# Start of Data section
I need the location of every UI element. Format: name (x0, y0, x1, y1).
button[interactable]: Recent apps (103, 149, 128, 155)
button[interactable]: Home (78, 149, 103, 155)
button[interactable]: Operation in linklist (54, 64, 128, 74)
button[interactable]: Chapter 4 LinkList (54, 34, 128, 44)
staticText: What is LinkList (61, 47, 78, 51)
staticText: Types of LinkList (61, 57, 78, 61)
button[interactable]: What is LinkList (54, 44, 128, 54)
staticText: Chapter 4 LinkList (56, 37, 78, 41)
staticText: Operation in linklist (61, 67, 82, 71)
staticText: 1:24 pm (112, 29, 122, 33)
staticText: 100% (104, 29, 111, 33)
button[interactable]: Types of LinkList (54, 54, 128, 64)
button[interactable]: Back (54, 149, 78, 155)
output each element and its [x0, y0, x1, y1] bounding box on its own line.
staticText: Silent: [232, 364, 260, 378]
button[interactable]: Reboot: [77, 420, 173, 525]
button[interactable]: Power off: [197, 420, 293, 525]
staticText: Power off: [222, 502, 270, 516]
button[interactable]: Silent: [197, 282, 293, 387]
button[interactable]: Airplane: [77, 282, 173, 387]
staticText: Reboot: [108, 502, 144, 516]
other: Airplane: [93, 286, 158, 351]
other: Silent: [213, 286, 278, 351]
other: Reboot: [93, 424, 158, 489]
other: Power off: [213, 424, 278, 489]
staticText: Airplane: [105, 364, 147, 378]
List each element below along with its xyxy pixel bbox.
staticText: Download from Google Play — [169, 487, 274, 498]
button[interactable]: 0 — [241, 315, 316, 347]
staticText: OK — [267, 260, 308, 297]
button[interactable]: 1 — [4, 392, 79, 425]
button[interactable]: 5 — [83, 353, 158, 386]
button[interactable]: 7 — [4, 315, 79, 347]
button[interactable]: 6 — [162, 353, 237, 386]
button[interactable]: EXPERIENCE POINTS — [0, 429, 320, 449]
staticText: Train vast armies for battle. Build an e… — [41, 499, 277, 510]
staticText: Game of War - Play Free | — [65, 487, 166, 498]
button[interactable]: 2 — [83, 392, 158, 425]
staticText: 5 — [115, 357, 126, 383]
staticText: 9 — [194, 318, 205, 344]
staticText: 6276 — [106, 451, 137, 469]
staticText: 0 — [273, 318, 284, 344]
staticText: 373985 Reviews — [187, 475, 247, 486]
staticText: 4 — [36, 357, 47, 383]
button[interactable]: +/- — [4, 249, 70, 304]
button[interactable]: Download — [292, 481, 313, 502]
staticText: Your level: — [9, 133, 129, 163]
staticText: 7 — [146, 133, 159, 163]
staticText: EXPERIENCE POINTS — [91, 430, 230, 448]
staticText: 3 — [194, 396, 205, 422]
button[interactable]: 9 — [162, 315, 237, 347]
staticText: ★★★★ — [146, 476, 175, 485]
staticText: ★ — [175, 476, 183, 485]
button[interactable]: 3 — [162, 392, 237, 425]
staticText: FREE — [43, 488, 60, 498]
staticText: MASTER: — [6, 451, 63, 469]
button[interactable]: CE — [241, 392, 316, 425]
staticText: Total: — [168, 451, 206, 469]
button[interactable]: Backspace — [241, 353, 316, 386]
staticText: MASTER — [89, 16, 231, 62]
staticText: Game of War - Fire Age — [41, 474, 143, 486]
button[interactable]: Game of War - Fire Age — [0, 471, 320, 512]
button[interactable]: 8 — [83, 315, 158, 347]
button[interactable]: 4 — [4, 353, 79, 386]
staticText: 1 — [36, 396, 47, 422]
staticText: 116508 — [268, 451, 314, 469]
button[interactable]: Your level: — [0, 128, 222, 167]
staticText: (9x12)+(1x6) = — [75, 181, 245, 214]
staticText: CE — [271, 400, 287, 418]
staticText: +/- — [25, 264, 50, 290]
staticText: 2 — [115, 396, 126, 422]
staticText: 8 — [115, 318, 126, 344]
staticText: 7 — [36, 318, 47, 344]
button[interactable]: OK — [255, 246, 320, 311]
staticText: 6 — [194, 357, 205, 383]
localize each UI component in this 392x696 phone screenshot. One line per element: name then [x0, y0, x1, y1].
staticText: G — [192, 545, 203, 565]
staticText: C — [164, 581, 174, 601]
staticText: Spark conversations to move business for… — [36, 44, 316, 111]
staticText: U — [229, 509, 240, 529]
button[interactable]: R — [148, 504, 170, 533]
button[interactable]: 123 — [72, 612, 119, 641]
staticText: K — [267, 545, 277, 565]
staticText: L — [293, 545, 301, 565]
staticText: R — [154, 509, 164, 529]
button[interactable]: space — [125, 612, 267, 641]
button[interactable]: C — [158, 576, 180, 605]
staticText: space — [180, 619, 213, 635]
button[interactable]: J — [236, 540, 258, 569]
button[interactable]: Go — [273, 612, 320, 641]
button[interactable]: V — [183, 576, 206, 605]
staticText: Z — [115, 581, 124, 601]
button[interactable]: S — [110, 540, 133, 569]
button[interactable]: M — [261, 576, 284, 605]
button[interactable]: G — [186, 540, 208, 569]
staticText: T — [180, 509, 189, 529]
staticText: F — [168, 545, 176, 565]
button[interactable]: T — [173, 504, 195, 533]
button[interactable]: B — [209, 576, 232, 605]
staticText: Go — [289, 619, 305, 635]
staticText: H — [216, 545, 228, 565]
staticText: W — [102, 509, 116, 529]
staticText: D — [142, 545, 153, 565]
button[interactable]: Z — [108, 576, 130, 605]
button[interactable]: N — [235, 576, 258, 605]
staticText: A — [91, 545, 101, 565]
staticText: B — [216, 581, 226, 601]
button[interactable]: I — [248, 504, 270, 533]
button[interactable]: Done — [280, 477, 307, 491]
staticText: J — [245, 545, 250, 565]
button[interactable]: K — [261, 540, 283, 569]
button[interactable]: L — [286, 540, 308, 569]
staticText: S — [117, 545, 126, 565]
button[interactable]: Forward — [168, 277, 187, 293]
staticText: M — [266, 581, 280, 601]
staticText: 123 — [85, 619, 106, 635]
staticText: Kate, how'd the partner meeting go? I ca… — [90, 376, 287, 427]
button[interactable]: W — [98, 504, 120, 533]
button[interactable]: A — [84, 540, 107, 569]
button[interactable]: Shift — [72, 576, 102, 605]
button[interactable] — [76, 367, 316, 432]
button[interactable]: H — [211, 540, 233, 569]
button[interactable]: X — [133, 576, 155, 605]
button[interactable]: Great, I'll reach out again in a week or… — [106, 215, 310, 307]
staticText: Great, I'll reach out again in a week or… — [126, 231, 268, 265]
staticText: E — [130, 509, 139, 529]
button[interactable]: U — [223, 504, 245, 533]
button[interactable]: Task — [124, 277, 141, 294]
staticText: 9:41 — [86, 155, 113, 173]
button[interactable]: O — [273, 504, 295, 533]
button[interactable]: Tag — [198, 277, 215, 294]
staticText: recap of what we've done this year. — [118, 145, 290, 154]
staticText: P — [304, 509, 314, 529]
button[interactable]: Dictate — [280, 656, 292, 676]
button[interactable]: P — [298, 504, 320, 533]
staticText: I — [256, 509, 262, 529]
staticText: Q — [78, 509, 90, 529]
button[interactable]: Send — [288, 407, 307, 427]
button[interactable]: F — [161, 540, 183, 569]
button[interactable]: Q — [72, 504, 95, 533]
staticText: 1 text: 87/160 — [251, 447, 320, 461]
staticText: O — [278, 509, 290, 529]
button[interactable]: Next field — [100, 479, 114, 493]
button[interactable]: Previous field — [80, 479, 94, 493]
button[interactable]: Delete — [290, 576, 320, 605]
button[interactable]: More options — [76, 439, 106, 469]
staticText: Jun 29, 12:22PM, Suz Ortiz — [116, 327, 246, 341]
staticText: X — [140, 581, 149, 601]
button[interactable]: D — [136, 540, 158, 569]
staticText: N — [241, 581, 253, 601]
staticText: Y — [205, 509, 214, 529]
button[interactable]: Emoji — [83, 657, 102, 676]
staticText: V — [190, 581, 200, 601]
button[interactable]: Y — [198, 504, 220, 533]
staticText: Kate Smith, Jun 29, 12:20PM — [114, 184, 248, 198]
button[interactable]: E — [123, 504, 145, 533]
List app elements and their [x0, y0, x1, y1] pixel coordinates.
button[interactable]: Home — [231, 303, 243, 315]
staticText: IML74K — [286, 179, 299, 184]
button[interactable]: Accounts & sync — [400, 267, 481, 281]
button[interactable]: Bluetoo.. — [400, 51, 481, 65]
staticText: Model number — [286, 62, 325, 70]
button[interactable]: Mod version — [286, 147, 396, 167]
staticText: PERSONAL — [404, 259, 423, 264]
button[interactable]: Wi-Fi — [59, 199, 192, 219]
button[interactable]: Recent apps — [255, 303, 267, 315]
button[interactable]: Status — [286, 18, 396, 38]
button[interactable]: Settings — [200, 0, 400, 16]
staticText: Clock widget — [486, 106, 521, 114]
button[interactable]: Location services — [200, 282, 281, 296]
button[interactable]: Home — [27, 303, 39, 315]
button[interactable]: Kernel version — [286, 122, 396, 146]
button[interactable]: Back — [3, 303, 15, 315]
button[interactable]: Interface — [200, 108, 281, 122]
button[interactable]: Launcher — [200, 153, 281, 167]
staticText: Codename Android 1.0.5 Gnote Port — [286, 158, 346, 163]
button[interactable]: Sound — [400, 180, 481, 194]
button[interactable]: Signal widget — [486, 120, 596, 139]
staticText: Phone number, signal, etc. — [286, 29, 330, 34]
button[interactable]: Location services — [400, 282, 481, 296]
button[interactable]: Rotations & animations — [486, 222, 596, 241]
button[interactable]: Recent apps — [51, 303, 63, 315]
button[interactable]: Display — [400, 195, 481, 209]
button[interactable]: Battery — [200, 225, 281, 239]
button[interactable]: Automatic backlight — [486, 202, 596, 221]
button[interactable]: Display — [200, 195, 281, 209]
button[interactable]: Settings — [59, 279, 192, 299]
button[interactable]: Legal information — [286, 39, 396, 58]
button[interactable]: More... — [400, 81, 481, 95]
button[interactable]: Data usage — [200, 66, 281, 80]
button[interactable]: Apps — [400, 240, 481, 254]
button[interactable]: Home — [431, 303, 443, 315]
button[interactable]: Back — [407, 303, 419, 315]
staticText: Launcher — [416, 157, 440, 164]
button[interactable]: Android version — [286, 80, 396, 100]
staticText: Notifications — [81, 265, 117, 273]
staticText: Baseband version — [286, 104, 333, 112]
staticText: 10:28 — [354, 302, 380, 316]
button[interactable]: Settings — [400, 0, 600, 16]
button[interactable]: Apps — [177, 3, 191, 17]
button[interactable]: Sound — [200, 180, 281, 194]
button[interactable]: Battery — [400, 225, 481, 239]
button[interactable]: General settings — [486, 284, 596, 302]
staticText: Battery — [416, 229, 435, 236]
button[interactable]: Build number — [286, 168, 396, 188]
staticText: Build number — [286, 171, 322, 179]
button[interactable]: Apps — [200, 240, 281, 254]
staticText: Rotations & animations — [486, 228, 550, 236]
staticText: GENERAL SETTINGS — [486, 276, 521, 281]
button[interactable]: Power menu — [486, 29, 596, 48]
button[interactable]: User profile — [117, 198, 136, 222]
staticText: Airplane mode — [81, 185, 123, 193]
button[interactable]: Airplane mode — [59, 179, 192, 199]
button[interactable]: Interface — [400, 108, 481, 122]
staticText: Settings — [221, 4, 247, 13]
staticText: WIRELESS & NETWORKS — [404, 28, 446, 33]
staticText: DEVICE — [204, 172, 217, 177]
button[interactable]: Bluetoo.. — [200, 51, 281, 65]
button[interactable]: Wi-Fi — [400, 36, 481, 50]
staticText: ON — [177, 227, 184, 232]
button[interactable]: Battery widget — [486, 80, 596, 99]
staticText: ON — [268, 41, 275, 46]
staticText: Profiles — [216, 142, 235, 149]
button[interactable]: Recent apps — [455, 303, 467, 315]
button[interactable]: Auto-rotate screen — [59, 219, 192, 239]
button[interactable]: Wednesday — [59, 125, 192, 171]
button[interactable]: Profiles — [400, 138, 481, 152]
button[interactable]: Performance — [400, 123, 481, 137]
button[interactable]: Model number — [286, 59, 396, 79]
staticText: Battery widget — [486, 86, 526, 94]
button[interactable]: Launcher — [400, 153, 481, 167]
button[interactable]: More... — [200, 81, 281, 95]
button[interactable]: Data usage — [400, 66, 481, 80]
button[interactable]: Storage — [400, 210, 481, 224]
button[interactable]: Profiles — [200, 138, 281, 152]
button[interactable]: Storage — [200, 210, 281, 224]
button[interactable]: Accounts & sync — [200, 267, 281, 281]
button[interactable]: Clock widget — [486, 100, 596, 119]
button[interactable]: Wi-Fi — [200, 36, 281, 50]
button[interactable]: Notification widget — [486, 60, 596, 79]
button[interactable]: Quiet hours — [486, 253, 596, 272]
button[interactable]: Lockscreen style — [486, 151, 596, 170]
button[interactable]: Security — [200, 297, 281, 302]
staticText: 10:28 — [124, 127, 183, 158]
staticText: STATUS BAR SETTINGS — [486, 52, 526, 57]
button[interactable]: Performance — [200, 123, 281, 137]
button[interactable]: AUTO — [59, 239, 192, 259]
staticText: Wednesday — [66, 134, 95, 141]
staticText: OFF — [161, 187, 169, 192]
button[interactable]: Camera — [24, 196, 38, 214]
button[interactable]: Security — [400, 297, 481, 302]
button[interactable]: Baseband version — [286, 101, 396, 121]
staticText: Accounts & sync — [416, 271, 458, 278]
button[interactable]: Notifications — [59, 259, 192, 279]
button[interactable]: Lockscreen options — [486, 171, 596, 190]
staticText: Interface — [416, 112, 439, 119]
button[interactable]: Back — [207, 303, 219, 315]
# End of Data section
● **Work to do**
Can you repeat the rows from the first one through the line with "button[interactable]: 1 — [4, 392, 79, 425]", swapping "Power off" for "Shut down" and leaving everything else unchanged?

● **Solution for this problem**
I need the location of every UI element. Format: name (x0, y0, x1, y1).
button[interactable]: Recent apps (103, 149, 128, 155)
button[interactable]: Home (78, 149, 103, 155)
button[interactable]: Operation in linklist (54, 64, 128, 74)
button[interactable]: Chapter 4 LinkList (54, 34, 128, 44)
staticText: What is LinkList (61, 47, 78, 51)
staticText: Types of LinkList (61, 57, 78, 61)
button[interactable]: What is LinkList (54, 44, 128, 54)
staticText: Chapter 4 LinkList (56, 37, 78, 41)
staticText: Operation in linklist (61, 67, 82, 71)
staticText: 1:24 pm (112, 29, 122, 33)
staticText: 100% (104, 29, 111, 33)
button[interactable]: Types of LinkList (54, 54, 128, 64)
button[interactable]: Back (54, 149, 78, 155)
output each element and its [x0, y0, x1, y1] bounding box on its own line.
staticText: Silent: [232, 364, 260, 378]
button[interactable]: Reboot: [77, 420, 173, 525]
button[interactable]: Shut down: [197, 420, 293, 525]
staticText: Shut down: [222, 502, 270, 516]
button[interactable]: Silent: [197, 282, 293, 387]
button[interactable]: Airplane: [77, 282, 173, 387]
staticText: Reboot: [108, 502, 144, 516]
other: Airplane: [93, 286, 158, 351]
other: Silent: [213, 286, 278, 351]
other: Reboot: [93, 424, 158, 489]
other: Shut down: [213, 424, 278, 489]
staticText: Airplane: [105, 364, 147, 378]
List each element below along with its xyxy pixel bbox.
staticText: Download from Google Play — [169, 487, 274, 498]
button[interactable]: 0 — [241, 315, 316, 347]
staticText: OK — [267, 260, 308, 297]
button[interactable]: 1 — [4, 392, 79, 425]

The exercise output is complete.